▸ Collection entries
■ ■ ■ ■ ■ ■ ■

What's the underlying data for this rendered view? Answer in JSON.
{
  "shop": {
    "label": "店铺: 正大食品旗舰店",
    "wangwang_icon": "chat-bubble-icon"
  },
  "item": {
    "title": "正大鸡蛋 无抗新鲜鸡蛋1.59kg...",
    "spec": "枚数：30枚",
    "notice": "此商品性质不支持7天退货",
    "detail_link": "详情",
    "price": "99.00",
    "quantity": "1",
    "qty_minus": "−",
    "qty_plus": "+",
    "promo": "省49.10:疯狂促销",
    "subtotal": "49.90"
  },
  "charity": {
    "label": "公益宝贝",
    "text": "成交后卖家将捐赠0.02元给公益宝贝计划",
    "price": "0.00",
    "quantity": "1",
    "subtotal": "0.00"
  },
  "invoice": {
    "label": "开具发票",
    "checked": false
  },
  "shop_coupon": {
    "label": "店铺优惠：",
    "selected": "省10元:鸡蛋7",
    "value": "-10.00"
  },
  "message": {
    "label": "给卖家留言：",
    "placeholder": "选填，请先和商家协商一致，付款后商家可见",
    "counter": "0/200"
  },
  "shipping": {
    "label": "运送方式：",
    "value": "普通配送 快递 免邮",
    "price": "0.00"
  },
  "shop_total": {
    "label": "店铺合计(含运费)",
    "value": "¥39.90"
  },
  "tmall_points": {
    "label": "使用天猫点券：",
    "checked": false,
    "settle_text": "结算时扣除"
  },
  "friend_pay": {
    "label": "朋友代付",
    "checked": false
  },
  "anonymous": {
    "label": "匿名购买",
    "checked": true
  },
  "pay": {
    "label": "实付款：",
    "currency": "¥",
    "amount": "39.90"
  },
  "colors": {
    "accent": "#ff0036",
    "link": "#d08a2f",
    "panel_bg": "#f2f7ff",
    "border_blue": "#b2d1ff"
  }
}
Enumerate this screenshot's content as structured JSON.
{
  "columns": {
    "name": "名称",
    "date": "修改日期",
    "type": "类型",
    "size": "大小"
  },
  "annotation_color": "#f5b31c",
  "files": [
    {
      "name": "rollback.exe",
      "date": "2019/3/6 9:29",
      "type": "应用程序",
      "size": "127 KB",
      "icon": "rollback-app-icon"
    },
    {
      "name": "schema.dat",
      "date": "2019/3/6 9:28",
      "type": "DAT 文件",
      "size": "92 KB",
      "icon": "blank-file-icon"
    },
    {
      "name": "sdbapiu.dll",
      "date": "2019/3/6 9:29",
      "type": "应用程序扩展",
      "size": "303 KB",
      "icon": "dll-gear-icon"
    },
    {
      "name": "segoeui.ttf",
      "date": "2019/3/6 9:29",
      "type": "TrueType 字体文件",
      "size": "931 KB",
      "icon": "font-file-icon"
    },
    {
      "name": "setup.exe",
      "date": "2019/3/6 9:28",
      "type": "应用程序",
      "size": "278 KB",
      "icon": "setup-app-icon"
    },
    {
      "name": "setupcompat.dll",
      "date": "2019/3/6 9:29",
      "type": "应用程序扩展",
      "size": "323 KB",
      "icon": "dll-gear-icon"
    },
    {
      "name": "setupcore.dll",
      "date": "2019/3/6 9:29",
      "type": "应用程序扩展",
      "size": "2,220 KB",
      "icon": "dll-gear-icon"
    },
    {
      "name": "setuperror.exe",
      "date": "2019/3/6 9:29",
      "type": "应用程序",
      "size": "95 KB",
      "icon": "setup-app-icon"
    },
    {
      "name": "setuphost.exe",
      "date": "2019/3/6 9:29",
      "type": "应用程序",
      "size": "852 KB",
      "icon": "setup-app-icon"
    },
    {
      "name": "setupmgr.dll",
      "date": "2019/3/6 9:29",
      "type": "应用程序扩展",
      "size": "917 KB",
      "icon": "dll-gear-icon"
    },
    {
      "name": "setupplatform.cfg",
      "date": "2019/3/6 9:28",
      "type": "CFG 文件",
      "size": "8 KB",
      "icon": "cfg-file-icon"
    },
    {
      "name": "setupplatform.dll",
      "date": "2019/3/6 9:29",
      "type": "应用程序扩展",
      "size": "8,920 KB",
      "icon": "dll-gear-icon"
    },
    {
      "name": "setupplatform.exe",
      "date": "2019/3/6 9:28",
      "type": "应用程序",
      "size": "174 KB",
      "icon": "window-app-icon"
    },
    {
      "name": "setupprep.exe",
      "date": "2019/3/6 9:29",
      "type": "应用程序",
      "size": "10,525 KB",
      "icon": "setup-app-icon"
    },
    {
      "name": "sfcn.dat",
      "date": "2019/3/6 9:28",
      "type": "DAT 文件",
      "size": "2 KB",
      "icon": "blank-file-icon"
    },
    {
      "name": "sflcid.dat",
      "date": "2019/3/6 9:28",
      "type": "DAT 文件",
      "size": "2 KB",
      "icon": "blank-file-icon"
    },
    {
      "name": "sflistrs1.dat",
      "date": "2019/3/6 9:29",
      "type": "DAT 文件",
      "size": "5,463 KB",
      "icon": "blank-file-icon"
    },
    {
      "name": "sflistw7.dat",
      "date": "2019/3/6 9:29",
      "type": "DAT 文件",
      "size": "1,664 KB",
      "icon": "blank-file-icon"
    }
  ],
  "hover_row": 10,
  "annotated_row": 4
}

■ ■ ■ ■ ■ ■ ■

▸ Given exercise
Find each line holding "rollback". Copy it out.

▸ Solution
      "name": "rollback.exe",
      "icon": "rollback-app-icon"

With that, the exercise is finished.